* Start Extracted data *
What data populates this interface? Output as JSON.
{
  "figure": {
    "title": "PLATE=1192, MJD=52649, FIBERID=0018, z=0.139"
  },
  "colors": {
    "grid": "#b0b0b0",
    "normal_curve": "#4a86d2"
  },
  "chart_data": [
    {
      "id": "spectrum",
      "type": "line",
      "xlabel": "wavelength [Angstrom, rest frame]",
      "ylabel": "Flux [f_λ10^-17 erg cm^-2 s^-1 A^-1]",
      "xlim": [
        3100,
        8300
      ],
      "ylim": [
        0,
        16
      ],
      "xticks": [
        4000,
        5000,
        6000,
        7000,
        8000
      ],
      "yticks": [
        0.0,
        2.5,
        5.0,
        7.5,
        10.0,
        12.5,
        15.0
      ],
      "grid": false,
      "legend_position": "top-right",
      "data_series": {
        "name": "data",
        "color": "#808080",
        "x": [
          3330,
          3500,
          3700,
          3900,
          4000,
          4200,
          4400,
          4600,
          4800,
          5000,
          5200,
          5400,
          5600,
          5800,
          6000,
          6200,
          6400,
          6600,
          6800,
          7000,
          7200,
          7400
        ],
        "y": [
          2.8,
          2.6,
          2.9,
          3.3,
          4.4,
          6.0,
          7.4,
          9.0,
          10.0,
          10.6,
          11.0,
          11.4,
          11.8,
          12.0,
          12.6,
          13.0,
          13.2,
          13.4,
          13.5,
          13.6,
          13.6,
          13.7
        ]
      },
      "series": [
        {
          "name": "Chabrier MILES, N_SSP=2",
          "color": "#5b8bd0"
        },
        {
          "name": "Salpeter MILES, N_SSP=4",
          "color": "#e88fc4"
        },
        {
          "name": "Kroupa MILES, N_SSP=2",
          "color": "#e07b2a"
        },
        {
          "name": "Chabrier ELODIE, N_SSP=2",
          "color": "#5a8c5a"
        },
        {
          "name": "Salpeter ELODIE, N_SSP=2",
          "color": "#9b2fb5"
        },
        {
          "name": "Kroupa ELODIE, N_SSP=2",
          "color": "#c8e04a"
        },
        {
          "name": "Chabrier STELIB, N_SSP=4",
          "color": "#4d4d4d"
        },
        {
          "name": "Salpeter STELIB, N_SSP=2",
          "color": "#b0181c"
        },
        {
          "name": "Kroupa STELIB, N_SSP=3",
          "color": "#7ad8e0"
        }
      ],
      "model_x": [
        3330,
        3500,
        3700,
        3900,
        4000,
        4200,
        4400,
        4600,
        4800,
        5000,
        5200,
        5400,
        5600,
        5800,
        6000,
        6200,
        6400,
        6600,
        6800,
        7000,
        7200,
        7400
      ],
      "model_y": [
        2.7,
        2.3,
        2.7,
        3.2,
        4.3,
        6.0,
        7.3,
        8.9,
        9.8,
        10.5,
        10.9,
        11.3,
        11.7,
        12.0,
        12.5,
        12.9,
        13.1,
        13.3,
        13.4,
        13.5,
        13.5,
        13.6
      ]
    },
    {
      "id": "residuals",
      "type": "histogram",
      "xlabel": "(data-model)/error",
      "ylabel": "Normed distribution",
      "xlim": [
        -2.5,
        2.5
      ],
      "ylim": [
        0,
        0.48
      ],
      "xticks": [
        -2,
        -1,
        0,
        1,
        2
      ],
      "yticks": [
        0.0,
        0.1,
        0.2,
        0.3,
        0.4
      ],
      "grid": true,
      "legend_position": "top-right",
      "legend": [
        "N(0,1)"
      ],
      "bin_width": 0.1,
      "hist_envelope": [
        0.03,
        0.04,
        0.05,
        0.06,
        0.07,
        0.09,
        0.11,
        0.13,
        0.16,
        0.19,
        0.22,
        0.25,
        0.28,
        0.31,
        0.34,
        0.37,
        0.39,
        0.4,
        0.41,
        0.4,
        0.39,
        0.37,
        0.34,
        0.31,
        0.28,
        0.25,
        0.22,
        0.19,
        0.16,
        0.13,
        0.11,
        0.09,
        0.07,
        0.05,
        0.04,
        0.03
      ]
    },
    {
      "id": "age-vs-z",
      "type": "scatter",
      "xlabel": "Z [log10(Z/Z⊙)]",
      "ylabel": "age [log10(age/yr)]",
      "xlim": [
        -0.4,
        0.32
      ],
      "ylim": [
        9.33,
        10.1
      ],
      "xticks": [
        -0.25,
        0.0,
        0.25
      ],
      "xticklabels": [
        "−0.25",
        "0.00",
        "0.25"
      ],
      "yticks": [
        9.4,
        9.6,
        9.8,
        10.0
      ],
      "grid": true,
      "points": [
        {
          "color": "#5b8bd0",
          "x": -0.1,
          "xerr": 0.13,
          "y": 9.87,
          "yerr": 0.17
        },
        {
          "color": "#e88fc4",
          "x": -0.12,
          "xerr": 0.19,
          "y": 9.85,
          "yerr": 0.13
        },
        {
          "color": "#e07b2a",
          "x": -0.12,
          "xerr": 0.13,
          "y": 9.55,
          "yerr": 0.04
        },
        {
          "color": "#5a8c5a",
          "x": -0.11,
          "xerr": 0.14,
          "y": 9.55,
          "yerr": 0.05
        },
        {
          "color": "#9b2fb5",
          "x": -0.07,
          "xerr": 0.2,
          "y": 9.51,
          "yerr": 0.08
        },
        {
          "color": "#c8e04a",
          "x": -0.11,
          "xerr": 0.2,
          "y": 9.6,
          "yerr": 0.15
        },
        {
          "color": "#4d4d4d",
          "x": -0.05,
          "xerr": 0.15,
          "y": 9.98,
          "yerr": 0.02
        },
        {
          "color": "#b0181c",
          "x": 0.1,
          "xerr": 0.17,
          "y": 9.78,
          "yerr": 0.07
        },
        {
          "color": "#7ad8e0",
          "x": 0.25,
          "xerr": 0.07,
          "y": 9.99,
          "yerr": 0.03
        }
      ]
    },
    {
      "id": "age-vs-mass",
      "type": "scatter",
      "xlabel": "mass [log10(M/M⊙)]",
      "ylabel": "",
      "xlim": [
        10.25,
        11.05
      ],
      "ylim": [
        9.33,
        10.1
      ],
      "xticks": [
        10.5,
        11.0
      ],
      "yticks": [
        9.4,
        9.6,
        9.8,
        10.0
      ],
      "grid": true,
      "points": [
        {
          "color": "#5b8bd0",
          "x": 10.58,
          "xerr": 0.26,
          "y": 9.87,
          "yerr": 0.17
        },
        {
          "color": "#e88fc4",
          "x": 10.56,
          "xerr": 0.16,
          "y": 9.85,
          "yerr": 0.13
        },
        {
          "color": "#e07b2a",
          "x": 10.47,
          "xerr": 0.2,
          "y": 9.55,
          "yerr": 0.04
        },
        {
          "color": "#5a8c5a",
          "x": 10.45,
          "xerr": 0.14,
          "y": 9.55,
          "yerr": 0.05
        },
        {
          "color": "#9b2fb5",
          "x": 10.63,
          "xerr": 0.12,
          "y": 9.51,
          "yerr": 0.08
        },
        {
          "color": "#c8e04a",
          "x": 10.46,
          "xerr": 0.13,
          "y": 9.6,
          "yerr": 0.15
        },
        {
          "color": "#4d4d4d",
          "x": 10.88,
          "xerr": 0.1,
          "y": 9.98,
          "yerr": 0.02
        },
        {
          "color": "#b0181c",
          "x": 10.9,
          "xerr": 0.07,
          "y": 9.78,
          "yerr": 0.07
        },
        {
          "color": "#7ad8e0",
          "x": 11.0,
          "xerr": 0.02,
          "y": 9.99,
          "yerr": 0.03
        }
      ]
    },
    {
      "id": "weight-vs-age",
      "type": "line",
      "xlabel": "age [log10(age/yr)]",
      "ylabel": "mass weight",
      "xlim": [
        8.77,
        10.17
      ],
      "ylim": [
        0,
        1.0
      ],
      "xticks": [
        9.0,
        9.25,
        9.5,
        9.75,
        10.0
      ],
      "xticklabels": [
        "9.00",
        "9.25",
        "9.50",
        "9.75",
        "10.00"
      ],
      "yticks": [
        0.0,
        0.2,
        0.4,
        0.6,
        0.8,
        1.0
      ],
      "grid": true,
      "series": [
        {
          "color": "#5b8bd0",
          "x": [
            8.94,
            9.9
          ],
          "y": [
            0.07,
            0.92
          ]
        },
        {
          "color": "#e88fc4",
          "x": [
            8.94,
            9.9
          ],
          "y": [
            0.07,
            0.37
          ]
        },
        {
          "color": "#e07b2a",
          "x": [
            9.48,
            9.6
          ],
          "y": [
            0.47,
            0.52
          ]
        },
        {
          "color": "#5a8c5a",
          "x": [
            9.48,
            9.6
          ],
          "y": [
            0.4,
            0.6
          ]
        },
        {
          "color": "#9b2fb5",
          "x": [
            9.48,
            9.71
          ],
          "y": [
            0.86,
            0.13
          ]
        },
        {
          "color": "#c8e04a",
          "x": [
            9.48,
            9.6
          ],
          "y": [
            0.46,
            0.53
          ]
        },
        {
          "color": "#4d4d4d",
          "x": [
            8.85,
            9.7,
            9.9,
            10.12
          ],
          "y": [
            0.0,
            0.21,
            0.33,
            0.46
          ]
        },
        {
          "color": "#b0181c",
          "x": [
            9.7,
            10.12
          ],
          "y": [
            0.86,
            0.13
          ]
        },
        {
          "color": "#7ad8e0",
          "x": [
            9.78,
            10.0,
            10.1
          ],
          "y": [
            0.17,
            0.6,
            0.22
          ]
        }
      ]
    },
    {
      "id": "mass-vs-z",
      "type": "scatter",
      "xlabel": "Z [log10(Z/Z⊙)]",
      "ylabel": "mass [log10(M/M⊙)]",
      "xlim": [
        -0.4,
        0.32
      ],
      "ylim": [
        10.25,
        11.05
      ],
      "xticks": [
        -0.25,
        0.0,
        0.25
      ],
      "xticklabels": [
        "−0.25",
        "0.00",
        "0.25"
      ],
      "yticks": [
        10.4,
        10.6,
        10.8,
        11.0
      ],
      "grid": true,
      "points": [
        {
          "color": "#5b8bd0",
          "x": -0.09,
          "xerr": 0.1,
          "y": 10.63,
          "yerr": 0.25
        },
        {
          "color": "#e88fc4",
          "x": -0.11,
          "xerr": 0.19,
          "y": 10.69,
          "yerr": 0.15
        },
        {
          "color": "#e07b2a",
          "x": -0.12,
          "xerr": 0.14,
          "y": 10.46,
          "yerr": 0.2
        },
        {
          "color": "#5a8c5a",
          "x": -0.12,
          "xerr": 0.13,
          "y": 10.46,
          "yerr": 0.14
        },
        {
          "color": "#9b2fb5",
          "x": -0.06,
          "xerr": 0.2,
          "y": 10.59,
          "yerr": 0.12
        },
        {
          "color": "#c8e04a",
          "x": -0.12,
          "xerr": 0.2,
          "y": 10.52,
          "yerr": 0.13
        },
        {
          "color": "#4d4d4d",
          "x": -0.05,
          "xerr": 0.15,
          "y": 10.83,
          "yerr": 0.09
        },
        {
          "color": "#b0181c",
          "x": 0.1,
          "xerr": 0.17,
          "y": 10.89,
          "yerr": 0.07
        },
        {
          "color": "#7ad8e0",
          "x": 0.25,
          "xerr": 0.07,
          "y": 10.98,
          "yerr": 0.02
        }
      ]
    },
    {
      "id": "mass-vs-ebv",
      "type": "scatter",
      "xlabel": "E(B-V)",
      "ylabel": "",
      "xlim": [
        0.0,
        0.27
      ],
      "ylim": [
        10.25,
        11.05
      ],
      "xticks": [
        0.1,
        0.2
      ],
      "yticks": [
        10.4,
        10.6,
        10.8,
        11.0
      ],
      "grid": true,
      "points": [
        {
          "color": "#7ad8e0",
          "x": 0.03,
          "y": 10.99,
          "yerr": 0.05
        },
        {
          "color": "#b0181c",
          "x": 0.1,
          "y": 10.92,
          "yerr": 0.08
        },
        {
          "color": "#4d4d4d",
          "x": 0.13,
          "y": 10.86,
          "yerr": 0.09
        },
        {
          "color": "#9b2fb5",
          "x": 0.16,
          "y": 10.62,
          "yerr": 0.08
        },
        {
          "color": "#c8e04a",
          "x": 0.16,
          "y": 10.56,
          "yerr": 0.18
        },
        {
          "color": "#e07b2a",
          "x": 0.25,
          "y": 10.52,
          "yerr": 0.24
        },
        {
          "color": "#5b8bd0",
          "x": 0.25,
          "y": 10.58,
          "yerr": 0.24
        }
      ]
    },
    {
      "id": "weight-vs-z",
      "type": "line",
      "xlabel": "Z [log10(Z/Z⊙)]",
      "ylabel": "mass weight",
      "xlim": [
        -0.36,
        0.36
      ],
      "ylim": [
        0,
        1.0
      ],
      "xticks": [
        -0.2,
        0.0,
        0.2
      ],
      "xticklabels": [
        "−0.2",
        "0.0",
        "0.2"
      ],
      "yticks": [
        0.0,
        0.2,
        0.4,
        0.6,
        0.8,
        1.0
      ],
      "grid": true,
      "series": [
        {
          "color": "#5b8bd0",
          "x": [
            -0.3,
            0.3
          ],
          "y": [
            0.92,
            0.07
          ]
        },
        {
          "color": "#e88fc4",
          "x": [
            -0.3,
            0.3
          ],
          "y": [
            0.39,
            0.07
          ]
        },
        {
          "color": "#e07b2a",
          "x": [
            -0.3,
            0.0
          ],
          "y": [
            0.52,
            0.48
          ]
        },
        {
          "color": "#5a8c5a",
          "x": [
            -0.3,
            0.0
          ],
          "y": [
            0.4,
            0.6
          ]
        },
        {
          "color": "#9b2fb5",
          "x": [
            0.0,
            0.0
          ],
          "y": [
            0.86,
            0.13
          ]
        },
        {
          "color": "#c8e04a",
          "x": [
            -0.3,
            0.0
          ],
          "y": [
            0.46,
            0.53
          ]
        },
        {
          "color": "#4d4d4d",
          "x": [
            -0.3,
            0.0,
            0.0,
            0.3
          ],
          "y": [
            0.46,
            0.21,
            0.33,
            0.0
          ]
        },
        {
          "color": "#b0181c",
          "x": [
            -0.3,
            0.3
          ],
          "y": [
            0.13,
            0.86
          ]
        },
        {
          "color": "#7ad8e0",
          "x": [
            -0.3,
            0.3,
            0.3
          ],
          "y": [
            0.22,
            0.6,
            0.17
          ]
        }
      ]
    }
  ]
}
* End Extracted data *
Tell how many lines of the data include the word "MILES", and nothing else.

3